◆ What to produce ◆
Filter this data down to the lines that hold "radial", and copy them.

Structured figure records:
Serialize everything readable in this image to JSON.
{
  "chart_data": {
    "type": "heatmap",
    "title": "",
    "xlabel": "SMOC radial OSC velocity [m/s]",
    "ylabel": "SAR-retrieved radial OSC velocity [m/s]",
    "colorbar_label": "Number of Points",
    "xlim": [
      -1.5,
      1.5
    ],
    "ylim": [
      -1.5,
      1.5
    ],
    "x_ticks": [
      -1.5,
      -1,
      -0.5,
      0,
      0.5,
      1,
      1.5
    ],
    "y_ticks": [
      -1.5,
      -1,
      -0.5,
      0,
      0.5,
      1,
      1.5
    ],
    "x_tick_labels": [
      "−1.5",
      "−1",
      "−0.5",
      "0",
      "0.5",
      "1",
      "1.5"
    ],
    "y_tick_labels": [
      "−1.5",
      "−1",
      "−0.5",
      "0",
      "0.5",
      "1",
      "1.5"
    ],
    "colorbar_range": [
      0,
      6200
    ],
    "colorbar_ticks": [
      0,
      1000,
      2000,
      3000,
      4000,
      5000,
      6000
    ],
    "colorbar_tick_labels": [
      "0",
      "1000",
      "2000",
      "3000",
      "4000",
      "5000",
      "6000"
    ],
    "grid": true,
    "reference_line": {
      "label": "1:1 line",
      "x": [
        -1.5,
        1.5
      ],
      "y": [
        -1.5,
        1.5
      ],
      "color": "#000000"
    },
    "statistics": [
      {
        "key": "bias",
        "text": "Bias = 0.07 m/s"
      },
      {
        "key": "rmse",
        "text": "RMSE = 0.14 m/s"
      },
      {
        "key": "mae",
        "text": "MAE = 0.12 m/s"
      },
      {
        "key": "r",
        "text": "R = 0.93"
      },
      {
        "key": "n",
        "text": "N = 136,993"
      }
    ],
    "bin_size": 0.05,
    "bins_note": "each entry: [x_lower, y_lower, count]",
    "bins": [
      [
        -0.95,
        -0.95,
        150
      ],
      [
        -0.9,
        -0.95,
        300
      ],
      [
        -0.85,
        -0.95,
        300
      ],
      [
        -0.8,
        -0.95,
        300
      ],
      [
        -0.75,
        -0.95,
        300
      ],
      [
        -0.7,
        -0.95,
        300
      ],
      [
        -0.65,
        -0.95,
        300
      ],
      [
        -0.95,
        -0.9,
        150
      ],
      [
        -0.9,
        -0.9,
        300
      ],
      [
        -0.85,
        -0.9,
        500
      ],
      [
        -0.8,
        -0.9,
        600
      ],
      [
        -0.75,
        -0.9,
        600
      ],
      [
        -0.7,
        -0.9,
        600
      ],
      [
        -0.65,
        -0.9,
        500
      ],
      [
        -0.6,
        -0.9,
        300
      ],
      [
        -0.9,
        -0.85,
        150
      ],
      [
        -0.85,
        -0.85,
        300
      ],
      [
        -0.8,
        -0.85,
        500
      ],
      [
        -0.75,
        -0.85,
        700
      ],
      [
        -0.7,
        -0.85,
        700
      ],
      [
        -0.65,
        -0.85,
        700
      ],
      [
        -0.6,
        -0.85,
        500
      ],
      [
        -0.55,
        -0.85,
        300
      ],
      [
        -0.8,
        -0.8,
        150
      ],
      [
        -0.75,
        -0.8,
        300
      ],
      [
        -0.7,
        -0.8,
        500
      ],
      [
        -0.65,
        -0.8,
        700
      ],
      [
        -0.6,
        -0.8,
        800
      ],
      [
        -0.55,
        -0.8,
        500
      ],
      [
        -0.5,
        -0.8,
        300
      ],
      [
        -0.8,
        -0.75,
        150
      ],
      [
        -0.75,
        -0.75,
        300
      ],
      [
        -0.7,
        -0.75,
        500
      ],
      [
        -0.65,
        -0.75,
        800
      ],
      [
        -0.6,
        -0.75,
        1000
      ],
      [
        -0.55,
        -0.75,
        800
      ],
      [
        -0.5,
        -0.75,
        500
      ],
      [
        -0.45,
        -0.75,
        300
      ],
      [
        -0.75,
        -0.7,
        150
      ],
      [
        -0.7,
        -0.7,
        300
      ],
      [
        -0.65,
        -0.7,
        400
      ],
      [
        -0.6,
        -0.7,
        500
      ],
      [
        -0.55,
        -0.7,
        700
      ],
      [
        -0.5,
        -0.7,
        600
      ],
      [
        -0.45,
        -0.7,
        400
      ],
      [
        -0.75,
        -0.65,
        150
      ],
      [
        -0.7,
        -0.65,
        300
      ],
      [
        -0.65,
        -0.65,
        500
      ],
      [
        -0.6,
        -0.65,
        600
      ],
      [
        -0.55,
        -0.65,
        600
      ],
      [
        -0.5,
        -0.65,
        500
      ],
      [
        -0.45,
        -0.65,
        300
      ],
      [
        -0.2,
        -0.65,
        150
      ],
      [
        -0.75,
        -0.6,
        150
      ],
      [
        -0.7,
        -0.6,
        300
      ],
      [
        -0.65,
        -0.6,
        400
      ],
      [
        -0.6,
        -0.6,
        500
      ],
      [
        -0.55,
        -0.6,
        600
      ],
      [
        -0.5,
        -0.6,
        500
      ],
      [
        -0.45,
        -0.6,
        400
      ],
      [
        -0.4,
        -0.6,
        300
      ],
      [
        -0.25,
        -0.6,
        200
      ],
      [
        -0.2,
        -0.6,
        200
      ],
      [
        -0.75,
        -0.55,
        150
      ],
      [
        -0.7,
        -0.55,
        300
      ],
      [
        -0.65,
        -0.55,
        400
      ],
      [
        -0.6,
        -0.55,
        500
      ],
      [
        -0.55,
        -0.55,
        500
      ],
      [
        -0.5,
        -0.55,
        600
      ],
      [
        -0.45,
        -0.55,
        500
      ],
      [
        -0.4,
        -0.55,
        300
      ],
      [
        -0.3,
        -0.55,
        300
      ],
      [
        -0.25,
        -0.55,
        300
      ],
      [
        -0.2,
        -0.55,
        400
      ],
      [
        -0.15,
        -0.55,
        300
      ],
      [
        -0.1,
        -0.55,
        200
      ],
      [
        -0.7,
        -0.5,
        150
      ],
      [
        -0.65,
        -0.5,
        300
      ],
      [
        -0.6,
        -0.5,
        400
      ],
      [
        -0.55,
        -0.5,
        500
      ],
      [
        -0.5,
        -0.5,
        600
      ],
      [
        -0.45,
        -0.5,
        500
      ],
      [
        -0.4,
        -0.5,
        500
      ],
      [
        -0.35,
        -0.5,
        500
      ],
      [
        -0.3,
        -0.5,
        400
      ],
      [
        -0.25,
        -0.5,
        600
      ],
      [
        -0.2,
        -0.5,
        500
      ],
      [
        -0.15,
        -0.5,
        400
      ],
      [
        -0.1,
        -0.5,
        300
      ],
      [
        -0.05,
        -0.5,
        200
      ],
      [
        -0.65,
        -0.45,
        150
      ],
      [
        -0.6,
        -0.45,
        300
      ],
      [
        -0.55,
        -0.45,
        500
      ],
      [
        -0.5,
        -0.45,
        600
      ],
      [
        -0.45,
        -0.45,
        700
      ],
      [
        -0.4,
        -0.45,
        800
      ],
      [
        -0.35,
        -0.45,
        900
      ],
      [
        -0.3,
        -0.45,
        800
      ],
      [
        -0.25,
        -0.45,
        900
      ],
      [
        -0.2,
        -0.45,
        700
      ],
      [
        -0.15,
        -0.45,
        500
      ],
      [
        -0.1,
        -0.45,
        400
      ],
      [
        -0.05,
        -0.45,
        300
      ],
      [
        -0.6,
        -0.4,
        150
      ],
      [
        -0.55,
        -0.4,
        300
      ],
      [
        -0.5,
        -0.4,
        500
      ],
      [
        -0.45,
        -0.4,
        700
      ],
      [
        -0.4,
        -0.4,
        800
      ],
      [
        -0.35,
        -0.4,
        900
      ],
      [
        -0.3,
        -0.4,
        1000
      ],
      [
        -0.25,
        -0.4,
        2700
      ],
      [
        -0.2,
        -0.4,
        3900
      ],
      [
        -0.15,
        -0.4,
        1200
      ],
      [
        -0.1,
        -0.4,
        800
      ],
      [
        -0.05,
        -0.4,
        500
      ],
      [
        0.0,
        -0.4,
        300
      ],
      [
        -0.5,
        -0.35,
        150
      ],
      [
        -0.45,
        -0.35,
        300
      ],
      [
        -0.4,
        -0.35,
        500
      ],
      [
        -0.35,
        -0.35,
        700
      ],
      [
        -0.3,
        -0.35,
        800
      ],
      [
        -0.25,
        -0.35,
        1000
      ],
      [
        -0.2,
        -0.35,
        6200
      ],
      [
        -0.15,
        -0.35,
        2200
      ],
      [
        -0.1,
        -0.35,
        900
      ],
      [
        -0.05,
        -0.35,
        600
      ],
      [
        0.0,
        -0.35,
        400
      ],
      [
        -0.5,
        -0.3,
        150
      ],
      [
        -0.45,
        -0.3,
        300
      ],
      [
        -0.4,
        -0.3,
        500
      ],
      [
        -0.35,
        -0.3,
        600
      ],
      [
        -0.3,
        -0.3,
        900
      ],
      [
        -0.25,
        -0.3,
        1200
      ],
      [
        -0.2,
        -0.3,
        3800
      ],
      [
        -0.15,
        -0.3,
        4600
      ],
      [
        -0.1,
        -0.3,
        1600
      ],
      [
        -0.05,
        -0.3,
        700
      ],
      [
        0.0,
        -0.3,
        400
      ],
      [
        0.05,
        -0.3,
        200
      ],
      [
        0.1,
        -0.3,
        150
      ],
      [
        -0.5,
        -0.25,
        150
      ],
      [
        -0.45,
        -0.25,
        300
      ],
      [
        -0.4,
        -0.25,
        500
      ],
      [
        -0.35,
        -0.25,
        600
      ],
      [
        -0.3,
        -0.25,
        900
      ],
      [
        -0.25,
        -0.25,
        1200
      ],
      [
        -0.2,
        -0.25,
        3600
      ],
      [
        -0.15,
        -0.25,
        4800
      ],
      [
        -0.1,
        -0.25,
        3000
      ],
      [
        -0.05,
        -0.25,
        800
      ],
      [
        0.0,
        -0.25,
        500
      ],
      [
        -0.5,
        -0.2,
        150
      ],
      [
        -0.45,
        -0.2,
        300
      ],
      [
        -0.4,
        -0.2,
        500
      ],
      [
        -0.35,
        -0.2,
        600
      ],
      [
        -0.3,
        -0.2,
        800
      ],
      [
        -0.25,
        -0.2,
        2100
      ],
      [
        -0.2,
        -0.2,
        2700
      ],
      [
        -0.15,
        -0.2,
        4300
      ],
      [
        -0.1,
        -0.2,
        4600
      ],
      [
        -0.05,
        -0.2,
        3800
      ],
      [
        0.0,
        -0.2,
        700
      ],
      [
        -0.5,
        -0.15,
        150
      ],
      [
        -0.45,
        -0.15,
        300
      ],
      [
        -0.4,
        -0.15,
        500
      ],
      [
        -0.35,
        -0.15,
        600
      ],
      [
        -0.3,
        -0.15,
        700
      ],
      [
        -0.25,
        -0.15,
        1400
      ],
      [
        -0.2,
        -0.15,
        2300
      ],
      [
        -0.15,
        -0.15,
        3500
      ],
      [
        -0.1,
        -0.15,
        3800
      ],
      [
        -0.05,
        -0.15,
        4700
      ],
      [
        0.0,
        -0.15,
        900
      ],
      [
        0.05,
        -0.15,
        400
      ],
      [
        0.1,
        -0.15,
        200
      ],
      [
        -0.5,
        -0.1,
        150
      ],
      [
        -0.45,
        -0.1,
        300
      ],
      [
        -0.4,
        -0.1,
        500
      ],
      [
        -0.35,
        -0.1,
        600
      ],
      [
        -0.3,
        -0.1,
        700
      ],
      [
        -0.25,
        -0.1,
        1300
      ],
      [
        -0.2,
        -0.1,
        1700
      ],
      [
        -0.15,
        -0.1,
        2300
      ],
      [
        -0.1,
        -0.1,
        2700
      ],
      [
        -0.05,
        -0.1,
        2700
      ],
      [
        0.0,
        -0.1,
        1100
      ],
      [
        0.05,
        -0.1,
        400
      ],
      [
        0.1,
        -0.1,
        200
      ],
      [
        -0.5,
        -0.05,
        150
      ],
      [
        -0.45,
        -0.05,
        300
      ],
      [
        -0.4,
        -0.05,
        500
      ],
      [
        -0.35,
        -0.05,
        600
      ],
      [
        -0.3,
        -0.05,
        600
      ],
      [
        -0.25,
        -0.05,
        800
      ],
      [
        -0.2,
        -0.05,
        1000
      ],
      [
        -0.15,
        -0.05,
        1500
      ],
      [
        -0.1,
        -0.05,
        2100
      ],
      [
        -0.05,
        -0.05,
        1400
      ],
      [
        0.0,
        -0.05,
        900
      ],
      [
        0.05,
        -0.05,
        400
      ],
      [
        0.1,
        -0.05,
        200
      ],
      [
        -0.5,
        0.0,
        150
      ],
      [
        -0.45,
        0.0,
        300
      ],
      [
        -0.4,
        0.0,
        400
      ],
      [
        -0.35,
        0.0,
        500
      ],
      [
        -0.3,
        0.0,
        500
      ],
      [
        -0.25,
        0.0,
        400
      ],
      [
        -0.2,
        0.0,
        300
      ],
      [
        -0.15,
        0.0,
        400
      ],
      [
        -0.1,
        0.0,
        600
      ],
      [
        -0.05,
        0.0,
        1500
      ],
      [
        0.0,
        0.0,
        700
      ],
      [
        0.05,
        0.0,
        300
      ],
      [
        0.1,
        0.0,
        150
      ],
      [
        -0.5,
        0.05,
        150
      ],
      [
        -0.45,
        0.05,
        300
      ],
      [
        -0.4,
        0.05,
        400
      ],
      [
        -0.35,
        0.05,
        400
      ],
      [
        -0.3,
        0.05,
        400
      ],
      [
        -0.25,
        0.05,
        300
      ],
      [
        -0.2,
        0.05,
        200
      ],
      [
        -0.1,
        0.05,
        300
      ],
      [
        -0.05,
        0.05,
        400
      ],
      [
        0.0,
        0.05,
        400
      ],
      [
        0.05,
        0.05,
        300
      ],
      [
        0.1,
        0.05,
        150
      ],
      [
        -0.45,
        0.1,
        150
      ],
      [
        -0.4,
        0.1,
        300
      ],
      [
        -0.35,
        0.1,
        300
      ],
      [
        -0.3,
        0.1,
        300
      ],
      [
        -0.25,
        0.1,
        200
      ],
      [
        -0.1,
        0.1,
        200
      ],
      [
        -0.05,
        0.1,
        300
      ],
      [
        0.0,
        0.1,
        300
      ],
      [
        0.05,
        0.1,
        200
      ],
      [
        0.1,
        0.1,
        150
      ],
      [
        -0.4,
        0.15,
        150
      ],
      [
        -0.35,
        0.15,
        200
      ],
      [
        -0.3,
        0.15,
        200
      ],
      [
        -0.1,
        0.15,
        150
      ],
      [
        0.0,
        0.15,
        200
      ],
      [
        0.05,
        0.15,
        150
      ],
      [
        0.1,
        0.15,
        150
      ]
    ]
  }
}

◆ The output ◆
    "xlabel": "SMOC radial OSC velocity [m/s]",
    "ylabel": "SAR-retrieved radial OSC velocity [m/s]",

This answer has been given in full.